WHAT THE TASK REQUIRES: Reproduce each line exactly. Skip none.

Source data

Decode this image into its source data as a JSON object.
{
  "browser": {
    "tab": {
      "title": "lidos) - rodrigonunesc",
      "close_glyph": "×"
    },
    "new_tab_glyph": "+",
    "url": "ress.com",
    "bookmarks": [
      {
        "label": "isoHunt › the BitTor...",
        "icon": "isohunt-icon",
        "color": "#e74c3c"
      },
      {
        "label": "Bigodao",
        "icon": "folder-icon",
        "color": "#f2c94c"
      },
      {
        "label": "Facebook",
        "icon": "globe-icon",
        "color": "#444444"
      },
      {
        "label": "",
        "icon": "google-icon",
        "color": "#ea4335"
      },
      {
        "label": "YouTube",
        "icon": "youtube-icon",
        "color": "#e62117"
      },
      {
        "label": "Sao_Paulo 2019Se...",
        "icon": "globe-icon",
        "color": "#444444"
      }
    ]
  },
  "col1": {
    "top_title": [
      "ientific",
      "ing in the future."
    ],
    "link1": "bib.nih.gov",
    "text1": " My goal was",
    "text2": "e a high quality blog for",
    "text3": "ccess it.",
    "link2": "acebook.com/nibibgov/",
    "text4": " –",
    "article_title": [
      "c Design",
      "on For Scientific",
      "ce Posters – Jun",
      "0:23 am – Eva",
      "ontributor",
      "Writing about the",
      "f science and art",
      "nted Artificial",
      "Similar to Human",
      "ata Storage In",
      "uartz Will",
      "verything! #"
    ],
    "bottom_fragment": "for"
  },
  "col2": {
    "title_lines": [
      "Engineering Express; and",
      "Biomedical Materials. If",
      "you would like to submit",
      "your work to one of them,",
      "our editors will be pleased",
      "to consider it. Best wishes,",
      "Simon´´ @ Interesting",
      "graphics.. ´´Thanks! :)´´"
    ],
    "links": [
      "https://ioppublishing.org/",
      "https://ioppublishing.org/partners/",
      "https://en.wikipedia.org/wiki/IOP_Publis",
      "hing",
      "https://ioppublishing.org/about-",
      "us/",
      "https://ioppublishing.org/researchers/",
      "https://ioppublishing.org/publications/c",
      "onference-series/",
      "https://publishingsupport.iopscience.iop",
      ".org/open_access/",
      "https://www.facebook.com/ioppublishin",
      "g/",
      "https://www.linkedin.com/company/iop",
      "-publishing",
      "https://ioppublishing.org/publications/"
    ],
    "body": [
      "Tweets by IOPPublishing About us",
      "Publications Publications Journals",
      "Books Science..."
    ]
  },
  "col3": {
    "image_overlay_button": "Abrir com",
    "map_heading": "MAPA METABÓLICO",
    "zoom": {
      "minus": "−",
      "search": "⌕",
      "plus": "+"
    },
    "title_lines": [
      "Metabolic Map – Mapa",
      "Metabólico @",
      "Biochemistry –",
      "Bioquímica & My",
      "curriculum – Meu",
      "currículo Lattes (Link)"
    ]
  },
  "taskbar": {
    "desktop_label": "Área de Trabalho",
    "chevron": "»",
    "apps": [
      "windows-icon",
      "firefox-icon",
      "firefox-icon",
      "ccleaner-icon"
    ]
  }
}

OUTPUT OF THE EXERCISE:
Decode this image into its source data as a JSON object.
{
  "browser": {
    "tab": {
      "title": "lidos) - rodrigonunesc",
      "close_glyph": "×"
    },
    "new_tab_glyph": "+",
    "url": "ress.com",
    "bookmarks": [
      {
        "label": "isoHunt › the BitTor...",
        "icon": "isohunt-icon",
        "color": "#e74c3c"
      },
      {
        "label": "Bigodao",
        "icon": "folder-icon",
        "color": "#f2c94c"
      },
      {
        "label": "Facebook",
        "icon": "globe-icon",
        "color": "#444444"
      },
      {
        "label": "",
        "icon": "google-icon",
        "color": "#ea4335"
      },
      {
        "label": "YouTube",
        "icon": "youtube-icon",
        "color": "#e62117"
      },
      {
        "label": "Sao_Paulo 2019Se...",
        "icon": "globe-icon",
        "color": "#444444"
      }
    ]
  },
  "col1": {
    "top_title": [
      "ientific",
      "ing in the future."
    ],
    "link1": "bib.nih.gov",
    "text1": " My goal was",
    "text2": "e a high quality blog for",
    "text3": "ccess it.",
    "link2": "acebook.com/nibibgov/",
    "text4": " –",
    "article_title": [
      "c Design",
      "on For Scientific",
      "ce Posters – Jun",
      "0:23 am – Eva",
      "ontributor",
      "Writing about the",
      "f science and art",
      "nted Artificial",
      "Similar to Human",
      "ata Storage In",
      "uartz Will",
      "verything! #"
    ],
    "bottom_fragment": "for"
  },
  "col2": {
    "title_lines": [
      "Engineering Express; and",
      "Biomedical Materials. If",
      "you would like to submit",
      "your work to one of them,",
      "our editors will be pleased",
      "to consider it. Best wishes,",
      "Simon´´ @ Interesting",
      "graphics.. ´´Thanks! :)´´"
    ],
    "links": [
      "https://ioppublishing.org/",
      "https://ioppublishing.org/partners/",
      "https://en.wikipedia.org/wiki/IOP_Publis",
      "hing",
      "https://ioppublishing.org/about-",
      "us/",
      "https://ioppublishing.org/researchers/",
      "https://ioppublishing.org/publications/c",
      "onference-series/",
      "https://publishingsupport.iopscience.iop",
      ".org/open_access/",
      "https://www.facebook.com/ioppublishin",
      "g/",
      "https://www.linkedin.com/company/iop",
      "-publishing",
      "https://ioppublishing.org/publications/"
    ],
    "body": [
      "Tweets by IOPPublishing About us",
      "Publications Publications Journals",
      "Books Science..."
    ]
  },
  "col3": {
    "image_overlay_button": "Abrir com",
    "map_heading": "MAPA METABÓLICO",
    "zoom": {
      "minus": "−",
      "search": "⌕",
      "plus": "+"
    },
    "title_lines": [
      "Metabolic Map – Mapa",
      "Metabólico @",
      "Biochemistry –",
      "Bioquímica & My",
      "curriculum – Meu",
      "currículo Lattes (Link)"
    ]
  },
  "taskbar": {
    "desktop_label": "Área de Trabalho",
    "chevron": "»",
    "apps": [
      "windows-icon",
      "firefox-icon",
      "firefox-icon",
      "ccleaner-icon"
    ]
  }
}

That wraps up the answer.